[Data records]

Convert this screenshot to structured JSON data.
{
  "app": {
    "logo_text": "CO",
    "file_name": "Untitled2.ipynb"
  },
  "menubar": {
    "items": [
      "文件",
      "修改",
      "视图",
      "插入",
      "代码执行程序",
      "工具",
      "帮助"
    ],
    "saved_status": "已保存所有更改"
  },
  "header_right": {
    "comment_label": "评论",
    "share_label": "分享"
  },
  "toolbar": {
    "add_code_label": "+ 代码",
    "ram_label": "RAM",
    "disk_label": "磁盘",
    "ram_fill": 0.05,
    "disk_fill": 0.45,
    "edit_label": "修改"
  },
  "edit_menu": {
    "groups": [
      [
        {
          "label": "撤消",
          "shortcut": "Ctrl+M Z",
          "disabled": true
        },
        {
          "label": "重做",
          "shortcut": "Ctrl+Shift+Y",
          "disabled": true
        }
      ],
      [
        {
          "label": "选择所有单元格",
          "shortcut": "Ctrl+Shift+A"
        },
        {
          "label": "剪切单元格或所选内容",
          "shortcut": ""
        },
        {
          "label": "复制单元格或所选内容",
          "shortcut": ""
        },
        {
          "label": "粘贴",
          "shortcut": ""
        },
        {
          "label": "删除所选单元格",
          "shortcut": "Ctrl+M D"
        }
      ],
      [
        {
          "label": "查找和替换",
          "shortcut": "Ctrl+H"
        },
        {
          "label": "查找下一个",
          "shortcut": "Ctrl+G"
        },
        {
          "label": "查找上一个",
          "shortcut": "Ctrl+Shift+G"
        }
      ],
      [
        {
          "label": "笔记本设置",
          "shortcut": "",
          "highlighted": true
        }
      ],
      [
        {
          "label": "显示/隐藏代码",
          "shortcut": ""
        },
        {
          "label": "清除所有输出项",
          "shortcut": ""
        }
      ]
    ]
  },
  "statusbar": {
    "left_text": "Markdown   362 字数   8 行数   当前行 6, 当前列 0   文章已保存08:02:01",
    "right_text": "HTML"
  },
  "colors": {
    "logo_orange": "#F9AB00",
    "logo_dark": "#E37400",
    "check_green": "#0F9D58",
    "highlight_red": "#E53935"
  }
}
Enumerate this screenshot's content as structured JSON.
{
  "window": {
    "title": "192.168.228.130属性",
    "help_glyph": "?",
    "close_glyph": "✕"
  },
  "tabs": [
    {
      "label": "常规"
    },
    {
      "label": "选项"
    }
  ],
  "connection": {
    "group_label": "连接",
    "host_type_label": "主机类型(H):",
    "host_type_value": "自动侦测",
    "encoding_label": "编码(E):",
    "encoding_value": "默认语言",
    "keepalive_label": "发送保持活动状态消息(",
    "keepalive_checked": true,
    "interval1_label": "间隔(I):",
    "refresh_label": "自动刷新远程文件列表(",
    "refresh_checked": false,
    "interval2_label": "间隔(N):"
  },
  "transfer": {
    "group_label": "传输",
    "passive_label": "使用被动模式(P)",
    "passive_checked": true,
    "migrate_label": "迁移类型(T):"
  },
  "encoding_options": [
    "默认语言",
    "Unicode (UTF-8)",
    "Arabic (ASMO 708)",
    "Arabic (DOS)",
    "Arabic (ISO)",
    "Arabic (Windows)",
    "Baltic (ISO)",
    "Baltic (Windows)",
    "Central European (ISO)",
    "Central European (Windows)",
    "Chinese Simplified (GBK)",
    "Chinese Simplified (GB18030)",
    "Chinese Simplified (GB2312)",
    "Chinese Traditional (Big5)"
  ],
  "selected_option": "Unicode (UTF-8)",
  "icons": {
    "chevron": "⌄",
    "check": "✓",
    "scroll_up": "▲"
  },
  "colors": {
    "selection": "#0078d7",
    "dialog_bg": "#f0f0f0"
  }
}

> _Goal_
Pick out and copy the lines of the entries that hold the string "this".

> _The response_
Convert this screenshot to structured JSON data.
Enumerate this screenshot's content as structured JSON.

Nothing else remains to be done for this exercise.